** WHAT YOU SHOULD DO **
For each line below that contains the string "farm", copy that line.

┌──

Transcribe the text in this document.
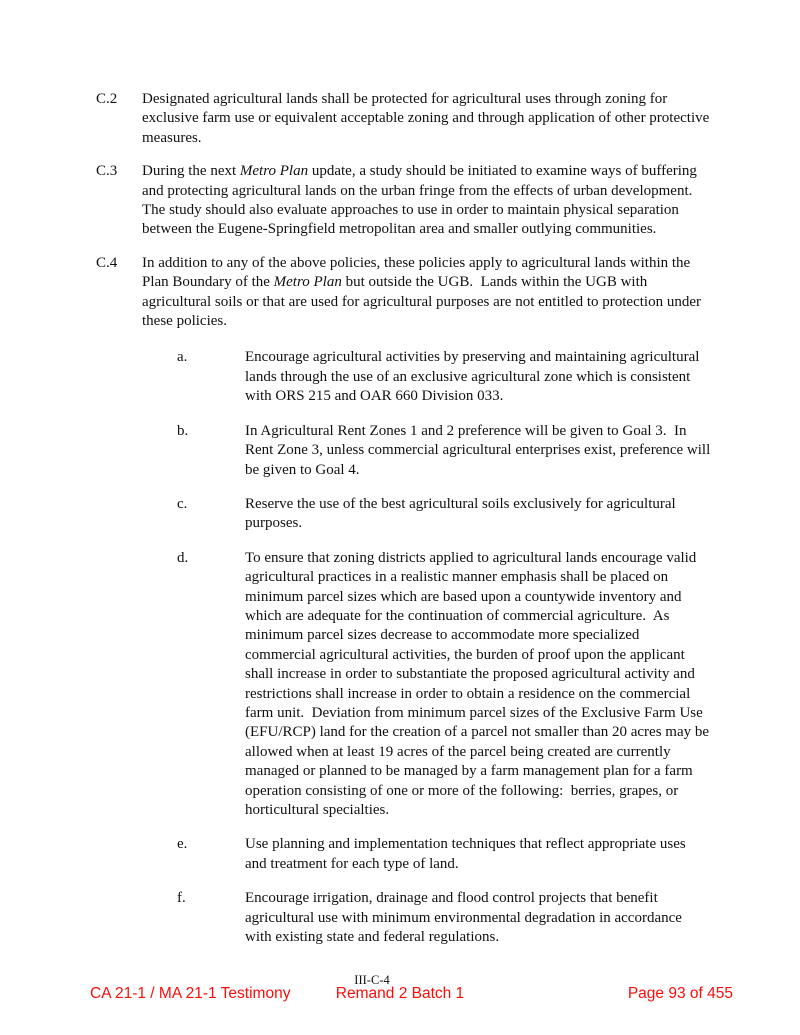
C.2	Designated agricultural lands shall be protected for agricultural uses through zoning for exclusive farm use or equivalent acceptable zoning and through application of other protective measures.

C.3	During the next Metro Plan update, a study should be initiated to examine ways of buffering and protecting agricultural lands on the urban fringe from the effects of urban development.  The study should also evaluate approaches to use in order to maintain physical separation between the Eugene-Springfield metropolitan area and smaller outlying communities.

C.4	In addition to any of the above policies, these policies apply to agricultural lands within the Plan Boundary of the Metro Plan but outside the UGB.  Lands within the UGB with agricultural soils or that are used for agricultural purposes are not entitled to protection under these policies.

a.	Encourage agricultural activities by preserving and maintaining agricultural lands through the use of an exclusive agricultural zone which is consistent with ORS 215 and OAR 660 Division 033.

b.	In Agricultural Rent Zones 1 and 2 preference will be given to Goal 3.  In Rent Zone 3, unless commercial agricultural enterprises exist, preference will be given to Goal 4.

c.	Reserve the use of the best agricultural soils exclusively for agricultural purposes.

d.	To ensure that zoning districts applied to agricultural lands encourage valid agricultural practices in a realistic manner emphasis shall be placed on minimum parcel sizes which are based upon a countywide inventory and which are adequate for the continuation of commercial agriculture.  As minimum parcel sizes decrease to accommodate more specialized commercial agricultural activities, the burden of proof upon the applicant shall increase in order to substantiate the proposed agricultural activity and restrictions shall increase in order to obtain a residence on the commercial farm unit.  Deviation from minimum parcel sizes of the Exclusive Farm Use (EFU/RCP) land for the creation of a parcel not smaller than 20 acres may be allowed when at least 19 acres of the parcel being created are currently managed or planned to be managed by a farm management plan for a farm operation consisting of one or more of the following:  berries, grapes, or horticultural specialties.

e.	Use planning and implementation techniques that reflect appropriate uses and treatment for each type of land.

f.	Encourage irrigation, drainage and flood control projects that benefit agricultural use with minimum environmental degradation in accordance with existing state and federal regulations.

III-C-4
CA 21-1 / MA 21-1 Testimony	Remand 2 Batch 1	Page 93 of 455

└──
┌──

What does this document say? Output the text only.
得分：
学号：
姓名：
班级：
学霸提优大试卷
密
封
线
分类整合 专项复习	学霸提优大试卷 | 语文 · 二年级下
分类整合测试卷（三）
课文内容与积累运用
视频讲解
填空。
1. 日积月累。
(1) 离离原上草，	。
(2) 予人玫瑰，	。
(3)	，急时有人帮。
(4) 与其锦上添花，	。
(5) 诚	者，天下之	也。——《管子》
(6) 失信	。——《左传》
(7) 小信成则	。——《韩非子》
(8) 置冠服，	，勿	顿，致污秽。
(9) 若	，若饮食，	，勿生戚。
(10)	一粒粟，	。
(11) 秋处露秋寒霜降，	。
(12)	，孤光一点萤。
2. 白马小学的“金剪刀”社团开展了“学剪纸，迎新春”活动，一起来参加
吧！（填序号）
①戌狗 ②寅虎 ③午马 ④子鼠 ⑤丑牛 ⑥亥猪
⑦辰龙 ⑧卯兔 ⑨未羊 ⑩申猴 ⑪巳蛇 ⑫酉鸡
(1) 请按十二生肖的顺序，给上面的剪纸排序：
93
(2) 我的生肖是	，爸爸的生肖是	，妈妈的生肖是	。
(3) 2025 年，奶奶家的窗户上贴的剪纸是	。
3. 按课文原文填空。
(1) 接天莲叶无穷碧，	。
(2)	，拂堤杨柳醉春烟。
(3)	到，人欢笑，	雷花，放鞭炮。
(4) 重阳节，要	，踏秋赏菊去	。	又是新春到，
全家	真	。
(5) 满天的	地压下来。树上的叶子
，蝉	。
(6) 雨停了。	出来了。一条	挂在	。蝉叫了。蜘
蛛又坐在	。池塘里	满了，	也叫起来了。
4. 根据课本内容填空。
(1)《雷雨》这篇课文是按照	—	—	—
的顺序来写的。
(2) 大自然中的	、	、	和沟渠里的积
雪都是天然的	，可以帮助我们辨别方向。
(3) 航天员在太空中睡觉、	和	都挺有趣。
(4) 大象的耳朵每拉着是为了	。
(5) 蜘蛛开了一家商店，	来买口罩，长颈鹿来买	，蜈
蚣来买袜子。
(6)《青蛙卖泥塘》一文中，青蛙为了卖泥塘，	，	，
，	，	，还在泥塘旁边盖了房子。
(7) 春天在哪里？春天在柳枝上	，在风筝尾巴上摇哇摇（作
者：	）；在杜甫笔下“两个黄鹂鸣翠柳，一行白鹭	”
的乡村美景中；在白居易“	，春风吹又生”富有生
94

└──

** COMPLETED TASK **
C.2	Designated agricultural lands shall be protected for agricultural uses through zoning for exclusive farm use or equivalent acceptable zoning and through application of other protective measures.
d.	To ensure that zoning districts applied to agricultural lands encourage valid agricultural practices in a realistic manner emphasis shall be placed on minimum parcel sizes which are based upon a countywide inventory and which are adequate for the continuation of commercial agriculture.  As minimum parcel sizes decrease to accommodate more specialized commercial agricultural activities, the burden of proof upon the applicant shall increase in order to substantiate the proposed agricultural activity and restrictions shall increase in order to obtain a residence on the commercial farm unit.  Deviation from minimum parcel sizes of the Exclusive Farm Use (EFU/RCP) land for the creation of a parcel not smaller than 20 acres may be allowed when at least 19 acres of the parcel being created are currently managed or planned to be managed by a farm management plan for a farm operation consisting of one or more of the following:  berries, grapes, or horticultural specialties.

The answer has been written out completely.